━━━ ROWS

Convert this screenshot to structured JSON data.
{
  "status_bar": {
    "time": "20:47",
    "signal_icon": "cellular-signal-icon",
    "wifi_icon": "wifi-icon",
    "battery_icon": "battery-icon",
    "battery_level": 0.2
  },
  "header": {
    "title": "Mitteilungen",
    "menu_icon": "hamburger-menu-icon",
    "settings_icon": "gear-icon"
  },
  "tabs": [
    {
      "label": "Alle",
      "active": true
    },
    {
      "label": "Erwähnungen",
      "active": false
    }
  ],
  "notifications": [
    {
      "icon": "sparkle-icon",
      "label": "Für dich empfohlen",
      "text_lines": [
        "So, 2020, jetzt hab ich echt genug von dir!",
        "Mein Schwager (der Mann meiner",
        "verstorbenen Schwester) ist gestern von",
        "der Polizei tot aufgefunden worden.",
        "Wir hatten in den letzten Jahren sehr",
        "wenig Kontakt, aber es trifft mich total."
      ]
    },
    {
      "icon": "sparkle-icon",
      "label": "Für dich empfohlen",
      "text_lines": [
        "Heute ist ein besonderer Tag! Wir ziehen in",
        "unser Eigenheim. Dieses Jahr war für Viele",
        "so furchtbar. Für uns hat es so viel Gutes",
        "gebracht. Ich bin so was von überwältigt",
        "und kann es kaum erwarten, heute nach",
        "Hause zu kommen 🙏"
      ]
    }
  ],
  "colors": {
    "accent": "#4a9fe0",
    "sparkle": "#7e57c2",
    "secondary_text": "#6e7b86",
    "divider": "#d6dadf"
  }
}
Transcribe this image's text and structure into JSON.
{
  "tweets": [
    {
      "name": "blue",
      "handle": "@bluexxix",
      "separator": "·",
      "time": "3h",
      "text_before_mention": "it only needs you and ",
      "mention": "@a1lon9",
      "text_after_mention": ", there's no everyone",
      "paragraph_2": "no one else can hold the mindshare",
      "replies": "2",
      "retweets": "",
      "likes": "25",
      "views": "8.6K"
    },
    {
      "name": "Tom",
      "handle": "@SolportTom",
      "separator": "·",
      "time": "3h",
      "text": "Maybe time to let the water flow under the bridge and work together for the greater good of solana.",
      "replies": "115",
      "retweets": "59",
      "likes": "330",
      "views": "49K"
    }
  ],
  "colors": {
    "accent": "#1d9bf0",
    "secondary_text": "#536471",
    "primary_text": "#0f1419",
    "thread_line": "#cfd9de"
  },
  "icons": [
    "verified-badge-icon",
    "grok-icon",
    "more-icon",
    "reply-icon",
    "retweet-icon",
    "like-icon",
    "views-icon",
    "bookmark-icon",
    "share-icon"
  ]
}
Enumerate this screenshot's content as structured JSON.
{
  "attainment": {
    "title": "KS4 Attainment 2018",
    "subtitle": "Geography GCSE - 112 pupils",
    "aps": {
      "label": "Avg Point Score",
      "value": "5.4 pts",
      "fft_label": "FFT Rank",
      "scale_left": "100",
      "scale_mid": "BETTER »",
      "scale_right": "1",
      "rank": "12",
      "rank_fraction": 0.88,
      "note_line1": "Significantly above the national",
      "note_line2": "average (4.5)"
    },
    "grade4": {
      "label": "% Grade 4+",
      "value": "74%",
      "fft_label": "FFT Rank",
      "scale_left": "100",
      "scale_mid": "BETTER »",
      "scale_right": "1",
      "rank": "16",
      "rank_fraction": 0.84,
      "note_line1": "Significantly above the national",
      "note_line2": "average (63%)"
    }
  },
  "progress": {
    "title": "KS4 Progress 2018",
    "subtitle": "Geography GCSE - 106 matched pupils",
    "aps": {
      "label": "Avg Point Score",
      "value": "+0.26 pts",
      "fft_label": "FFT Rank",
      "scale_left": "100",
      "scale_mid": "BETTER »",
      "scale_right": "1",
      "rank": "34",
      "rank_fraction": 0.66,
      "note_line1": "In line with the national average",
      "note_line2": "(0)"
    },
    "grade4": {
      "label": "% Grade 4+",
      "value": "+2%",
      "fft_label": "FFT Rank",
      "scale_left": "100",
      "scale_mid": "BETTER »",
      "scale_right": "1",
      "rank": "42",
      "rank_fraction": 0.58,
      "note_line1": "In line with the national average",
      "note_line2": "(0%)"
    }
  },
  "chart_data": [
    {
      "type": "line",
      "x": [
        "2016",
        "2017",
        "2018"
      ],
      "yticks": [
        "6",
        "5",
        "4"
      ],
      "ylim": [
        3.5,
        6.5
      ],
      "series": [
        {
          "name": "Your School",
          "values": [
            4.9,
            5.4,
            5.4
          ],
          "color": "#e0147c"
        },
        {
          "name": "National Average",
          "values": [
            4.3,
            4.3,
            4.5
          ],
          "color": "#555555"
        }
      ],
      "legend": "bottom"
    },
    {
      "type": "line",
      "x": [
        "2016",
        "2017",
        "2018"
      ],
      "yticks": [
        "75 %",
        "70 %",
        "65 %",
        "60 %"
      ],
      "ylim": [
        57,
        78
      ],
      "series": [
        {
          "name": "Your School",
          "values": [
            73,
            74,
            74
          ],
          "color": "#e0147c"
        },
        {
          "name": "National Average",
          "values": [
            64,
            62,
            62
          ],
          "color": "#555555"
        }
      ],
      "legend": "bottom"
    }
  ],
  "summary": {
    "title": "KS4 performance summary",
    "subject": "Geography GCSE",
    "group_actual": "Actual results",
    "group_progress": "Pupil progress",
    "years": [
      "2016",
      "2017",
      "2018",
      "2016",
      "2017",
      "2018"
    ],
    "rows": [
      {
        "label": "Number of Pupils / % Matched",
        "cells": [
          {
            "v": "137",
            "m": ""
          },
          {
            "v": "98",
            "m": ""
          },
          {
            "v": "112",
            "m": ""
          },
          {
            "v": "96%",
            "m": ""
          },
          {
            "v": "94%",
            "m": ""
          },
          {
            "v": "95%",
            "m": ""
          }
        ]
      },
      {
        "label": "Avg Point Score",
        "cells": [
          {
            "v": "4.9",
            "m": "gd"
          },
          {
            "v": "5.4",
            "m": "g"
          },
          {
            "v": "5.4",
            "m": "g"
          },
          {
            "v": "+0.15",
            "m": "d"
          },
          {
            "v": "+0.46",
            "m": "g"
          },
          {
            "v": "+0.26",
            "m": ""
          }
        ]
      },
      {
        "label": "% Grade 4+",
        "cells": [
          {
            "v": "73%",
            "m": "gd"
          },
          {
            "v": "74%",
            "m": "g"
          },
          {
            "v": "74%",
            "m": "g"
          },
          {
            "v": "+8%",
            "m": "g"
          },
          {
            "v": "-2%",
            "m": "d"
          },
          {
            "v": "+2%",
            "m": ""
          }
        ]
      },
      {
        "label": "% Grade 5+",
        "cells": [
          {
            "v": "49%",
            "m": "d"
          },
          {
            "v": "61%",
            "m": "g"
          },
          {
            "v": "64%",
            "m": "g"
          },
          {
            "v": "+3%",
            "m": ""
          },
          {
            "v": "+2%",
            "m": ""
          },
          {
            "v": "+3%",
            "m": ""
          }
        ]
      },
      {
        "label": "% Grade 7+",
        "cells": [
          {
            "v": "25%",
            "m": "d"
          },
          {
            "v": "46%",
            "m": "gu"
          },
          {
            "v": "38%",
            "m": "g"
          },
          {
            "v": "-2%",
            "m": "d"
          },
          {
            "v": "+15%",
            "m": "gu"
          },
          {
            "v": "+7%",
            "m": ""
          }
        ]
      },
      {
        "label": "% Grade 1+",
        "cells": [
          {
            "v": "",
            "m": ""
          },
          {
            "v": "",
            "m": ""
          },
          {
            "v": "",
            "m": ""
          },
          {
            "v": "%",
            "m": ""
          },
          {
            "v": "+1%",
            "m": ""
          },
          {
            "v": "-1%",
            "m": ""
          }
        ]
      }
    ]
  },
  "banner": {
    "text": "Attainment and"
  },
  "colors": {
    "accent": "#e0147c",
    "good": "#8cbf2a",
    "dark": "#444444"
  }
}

━━━━━━

## PROBLEM TO SOLVE
Tally the lines above that contain the word "good", and reply with only the number.

## WRITTEN RESPONSE
2